» Tasks and exercises:
**1.** Summarize the passage on Brooks leather handgrips in two sentences.
**2.** Answer these questions using the passage on Brooks leather handgrips:
(a) How many bicycle spokes hold the leather rings together?
(b) Which gloves and linings does the writer wear in summer and in winter?
(c) What two reasons does the writer give for buying the Brooks grips?
**3.** Carry on the passage on Brooks leather handgrips from the point where it stops.

» Supplied passage:
********

The Brooks handgrip grip consists of many rings of saddle-thickness leather, stamped out of offcuts, held together by three short bicycle spokes and two big, solid, cast ali end caps which provide further location on the handlebar; the centre hole in the leather rings is a pretty tight fit already. The leather doesn't have any perceptible give under the hand, nor has mine shaped itself to my fingers over the three or four years I've had these grips. I use these grips with plain leather dress gloves, lined with silk in summer, cotton in the change-seasons, and wool in winter, no gel. These Brooks grips are just kinder to my  hands than the excellent Herrmans of Finland ergonomic gel grips I used before, which are fitted by quite a few upmarket Continental makers (and are cheap enough to cut off when you change something on your handlebars, rather than bugger around with a bicycle spoke trying to get the grip off whole).



The other surprising thing, which I discovered before I switched to a bike designed around 60mm balloon tyres, when I still rode on on hard, harsh, knobbly high pressure 38mm Marathon Plus (yes, I know, by comparison to a 19mm tyre with double the pressure, Marathon Plus are the lap of luxury, but the comparison is with the biggest of the Big Apples, and the most forgiving of those, the unwired folding Liteskins at that), was that the Brooks leather handgrips, which I bought for aesthetic purposes and because SJS had them on sale, offer an added margin of damping even at the high stage to which my bike (which was designed from the ground up around its suspension) is developed.

********

» Data section:
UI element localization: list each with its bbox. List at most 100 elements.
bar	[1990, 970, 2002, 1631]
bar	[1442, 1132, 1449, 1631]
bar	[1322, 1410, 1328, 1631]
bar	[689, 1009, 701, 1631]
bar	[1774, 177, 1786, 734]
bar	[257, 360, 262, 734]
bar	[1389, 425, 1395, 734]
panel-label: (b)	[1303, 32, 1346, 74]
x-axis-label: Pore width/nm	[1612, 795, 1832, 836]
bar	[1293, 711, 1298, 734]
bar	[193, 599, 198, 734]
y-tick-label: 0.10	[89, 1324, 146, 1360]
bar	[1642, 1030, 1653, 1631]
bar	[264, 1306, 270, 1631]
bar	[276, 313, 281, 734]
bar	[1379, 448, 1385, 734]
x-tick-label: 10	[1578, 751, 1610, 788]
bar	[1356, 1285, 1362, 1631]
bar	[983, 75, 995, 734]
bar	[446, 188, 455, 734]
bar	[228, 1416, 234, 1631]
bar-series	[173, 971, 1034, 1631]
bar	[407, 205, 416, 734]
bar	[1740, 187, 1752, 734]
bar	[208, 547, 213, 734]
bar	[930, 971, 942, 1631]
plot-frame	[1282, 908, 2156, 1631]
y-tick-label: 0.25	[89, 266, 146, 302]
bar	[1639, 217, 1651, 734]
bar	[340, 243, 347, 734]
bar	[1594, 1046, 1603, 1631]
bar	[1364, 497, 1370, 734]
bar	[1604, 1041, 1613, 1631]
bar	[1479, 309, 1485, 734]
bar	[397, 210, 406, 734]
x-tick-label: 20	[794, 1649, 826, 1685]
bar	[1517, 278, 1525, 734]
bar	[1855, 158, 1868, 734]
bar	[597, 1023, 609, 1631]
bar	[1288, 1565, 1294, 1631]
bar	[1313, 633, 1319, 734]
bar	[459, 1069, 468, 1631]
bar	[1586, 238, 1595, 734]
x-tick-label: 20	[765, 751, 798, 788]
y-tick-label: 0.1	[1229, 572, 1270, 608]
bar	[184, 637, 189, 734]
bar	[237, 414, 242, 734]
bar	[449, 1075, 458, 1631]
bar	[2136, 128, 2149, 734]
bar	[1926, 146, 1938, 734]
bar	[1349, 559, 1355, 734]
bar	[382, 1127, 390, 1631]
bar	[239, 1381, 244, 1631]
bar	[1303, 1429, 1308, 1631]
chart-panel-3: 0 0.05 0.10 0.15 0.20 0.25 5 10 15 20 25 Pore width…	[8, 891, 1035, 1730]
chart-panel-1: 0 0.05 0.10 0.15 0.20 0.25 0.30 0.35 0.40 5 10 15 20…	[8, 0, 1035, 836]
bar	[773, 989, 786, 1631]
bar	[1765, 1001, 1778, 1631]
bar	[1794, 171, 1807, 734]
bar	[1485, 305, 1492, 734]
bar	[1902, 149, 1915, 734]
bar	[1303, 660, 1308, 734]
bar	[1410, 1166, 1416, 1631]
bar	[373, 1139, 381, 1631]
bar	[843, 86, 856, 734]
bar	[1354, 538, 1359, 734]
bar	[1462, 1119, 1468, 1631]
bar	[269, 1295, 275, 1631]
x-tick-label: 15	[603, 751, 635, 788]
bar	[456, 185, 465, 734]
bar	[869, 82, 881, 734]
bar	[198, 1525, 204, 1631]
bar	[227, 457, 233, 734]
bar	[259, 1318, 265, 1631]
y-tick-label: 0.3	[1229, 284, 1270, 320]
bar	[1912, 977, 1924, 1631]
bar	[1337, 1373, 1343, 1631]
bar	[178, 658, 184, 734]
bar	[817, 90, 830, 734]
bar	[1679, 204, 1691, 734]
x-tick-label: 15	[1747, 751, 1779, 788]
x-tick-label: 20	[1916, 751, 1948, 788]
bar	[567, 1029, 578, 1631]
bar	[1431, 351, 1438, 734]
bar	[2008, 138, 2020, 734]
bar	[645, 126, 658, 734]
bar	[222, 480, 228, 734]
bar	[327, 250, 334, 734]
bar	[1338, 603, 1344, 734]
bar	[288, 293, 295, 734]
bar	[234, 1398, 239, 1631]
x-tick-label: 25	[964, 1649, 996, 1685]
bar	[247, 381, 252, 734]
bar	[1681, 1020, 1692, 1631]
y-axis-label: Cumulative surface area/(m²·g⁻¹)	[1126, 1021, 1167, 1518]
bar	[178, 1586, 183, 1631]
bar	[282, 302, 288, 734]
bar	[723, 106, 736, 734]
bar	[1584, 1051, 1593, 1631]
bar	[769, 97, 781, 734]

********

» Exercise answers:
**1.** The Brooks handgrip is made of many rings of saddle-thickness leather stamped from offcuts, held together by three short bicycle spokes and two solid cast end caps, and the leather has neither given under the hand nor shaped itself to the writer's fingers over three or four years. Even so, the grips are kinder to the writer's hands than the Herrmans of Finland ergonomic gel grips used before, and they add a margin of damping even on a bike designed from the ground up around its suspension.

**2.**
(a) Three short bicycle spokes.
(b) Plain leather dress gloves, lined with silk in summer and with wool in winter.
(c) They were bought for aesthetic purposes and because SJS had them on sale.

**3.**
I don't pretend to know definitively how the Brooks grips work the additional margin of vibration damping I've noticed, but suspect it is by friction between the many rough side to smooth side junctions, aided by some microcompressibility in the edge-on direction. I rode a bike with fancy cork grips the other day and they definitely had more give than the Brooks... However, for such hard grips the Brooks work surprisingly well. I don't need to be able to explain how they work to decide that I won't be giving them up.



For those inclined to try them, the Brooks grips are in the same price range as the expensive ergonomic gel grips Thorn recommends. I think the Brooks are a better deal and more in keeping with a steel touring bike. Be careful though when you choose your colour. The leather edges are raw, and the leather will soon get dirty or, if you wear leather gloves, leech some colour from them. I bought the honey ones because my saddle was honey, soaked them in neatsfoot oil to give them the same non-Brooks brown (a sort of a dark tan) as my saddle, and then used them with my normal black leather gloves. They soon leeched enough black to make themselves darker than the saddle, though with wear the saddle is now getting towards the same shade. (If you use your bike for showing, even sometimes, you need a spare unused honey saddle and pair of grips!)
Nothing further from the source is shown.